> _WORK TO DO_
Leave out the pictures and copy everything else below exactly.

> _EXTRACTED ENTRIES_
========================================================================
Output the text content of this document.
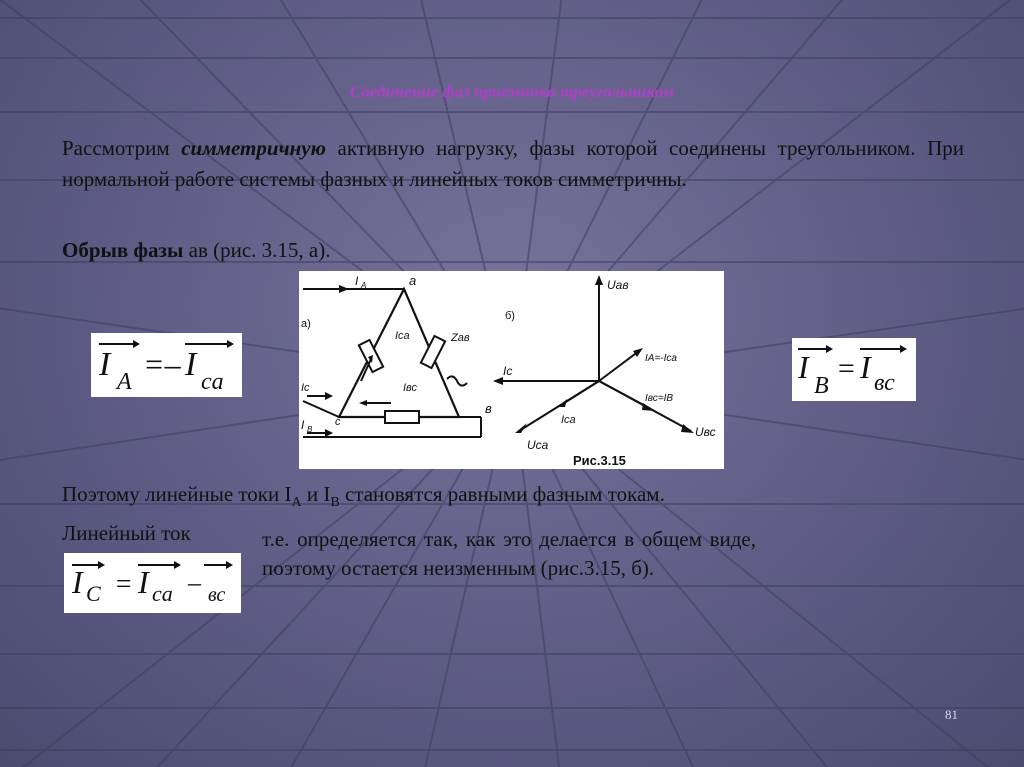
Соединение фаз приемника треугольником
Рассмотрим симметричную активную нагрузку, фазы которой соединены треугольником. При нормальной работе системы фазных и линейных токов симметричны.
Обрыв фазы ав (рис. 3.15, а).
I A =– I ca	I
B
= I вс
а)
а
в
с
I A
Ic
I B
Ica	Zав
Iвс
б)
Uав
Uca
Uвс
Ic
Ica
IA=-Ica
Iвс=IB
Рис.3.15
Поэтому линейные токи $I_A$ и $I_B$ становятся равными фазным токам.
Линейный ток
I C = I ca – вс
т.е. определяется так, как это делается в общем виде, поэтому остается неизменным (рис.3.15, б).
81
========================================================================
> _CORRECT RESPONSE_
Output the text content of this document.
Соединение фаз приемника треугольником
Рассмотрим симметричную активную нагрузку, фазы которой соединены треугольником. При нормальной работе системы фазных и линейных токов симметричны.
Обрыв фазы ав (рис. 3.15, а).
I A =– I ca	I
B
= I вс
а)
а
в
с
I A
Ic
I B
Ica	Zав
Iвс
б)
Uав
Uca
Uвс
Ic
Ica
IA=-Ica
Iвс=IB
Рис.3.15
Поэтому линейные токи $I_A$ и $I_B$ становятся равными фазным токам.
Линейный ток
I C = I ca – вс
т.е. определяется так, как это делается в общем виде, поэтому остается неизменным (рис.3.15, б).
81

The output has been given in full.